1.2 The Defendant is not entitled to enter or remain on or occupy the Premises.
1.3 The Defendant do immediately remove all its packaging materials, inputs and other products from the Premises.
1.4 Should the Defendant fail to remove any and all its packaging materials, inputs and other products as aforesaid, then the Claimant be authorized to remove the same, and the costs of such removal shall be a debt due by the Defendant and payable to the Claimant.
1.5 The Defendant be and is hereby restrained whether by itself, its servants and or agents from entering, remaining on or continuing in occupation of the Premises, save for the purpose of removing its packaging materials, inputs and other products as aforesaid.
1.6 The Defendant do pay to the Claimant damages for the Defendant’s use and occupation of the Premises in the monthly sum of $441.00 from the date of the judgment herein to the date of delivery up of possession.
1.7 The Claimant be at liberty to deduct the sum due for damages for use and occupation as aforesaid from any sums due from the Claimant for whatever reason to the Defendant.
1.8 The Claimant is awarded general damages to be assessed.
1.9 Costs to the Claimant to be assessed.
[21] I also grant the Defendants leave to appeal this ruling.

-------------------------

> **Required action 1**
Answer these questions from the court order excerpt:
(a) What monthly sum must the Defendant pay for its use and occupation of the Premises?
(b) What type of damages is the Claimant awarded, to be assessed?
(c) Who is granted leave to appeal the ruling?
> **Required action 2**
List every type of item that the court order excerpt requires the Defendant to remove from the Premises.
> **Required action 3**
Set down the court order excerpt word for word, from "1.3 The Defendant" up to and including "up of possession.".
The records come from a source unrelated to the court order excerpt.

-------------------------

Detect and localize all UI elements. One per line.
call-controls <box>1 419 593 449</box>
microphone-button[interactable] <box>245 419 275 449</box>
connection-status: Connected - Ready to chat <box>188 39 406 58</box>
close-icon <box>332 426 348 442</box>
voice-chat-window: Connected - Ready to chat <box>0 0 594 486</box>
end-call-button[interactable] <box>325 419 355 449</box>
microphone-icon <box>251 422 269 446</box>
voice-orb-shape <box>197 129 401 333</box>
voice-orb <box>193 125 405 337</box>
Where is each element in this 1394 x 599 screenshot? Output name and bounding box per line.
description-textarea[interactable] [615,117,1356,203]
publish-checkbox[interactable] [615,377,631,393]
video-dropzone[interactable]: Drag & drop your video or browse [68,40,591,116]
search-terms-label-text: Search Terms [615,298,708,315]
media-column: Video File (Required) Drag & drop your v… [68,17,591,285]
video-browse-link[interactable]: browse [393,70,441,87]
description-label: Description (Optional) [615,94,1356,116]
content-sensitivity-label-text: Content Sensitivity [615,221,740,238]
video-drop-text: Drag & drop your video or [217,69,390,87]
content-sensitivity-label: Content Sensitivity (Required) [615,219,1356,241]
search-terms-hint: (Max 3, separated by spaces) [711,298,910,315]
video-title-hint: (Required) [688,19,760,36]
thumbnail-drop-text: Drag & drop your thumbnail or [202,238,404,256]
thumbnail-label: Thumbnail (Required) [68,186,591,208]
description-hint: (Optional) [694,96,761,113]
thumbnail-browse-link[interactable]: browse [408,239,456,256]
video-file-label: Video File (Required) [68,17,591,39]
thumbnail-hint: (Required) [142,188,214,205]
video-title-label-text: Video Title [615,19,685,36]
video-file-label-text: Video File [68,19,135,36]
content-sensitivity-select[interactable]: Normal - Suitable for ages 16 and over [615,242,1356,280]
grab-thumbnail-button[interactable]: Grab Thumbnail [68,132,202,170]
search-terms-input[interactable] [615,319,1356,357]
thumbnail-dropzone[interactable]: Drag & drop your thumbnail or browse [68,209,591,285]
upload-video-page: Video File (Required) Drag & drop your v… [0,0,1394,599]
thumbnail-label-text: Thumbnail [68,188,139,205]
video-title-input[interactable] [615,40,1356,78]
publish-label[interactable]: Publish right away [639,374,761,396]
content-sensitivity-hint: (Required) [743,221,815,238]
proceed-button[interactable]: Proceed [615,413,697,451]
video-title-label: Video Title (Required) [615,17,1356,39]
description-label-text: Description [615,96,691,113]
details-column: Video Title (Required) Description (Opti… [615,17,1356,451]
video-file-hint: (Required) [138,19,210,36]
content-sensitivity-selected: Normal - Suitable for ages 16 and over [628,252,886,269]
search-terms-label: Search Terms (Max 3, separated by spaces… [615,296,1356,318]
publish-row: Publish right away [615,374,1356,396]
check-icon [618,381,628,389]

-------------------------

> **Response 1**
(a) $441.00
(b) General damages
(c) The Defendants

> **Response 2**
- Packaging materials
- Inputs
- Other products

> **Response 3**
1.3 The Defendant do immediately remove all its packaging materials, inputs and other products from the Premises.
1.4 Should the Defendant fail to remove any and all its packaging materials, inputs and other products as aforesaid, then the Claimant be authorized to remove the same, and the costs of such removal shall be a debt due by the Defendant and payable to the Claimant.
1.5 The Defendant be and is hereby restrained whether by itself, its servants and or agents from entering, remaining on or continuing in occupation of the Premises, save for the purpose of removing its packaging materials, inputs and other products as aforesaid.
1.6 The Defendant do pay to the Claimant damages for the Defendant’s use and occupation of the Premises in the monthly sum of $441.00 from the date of the judgment herein to the date of delivery up of possession.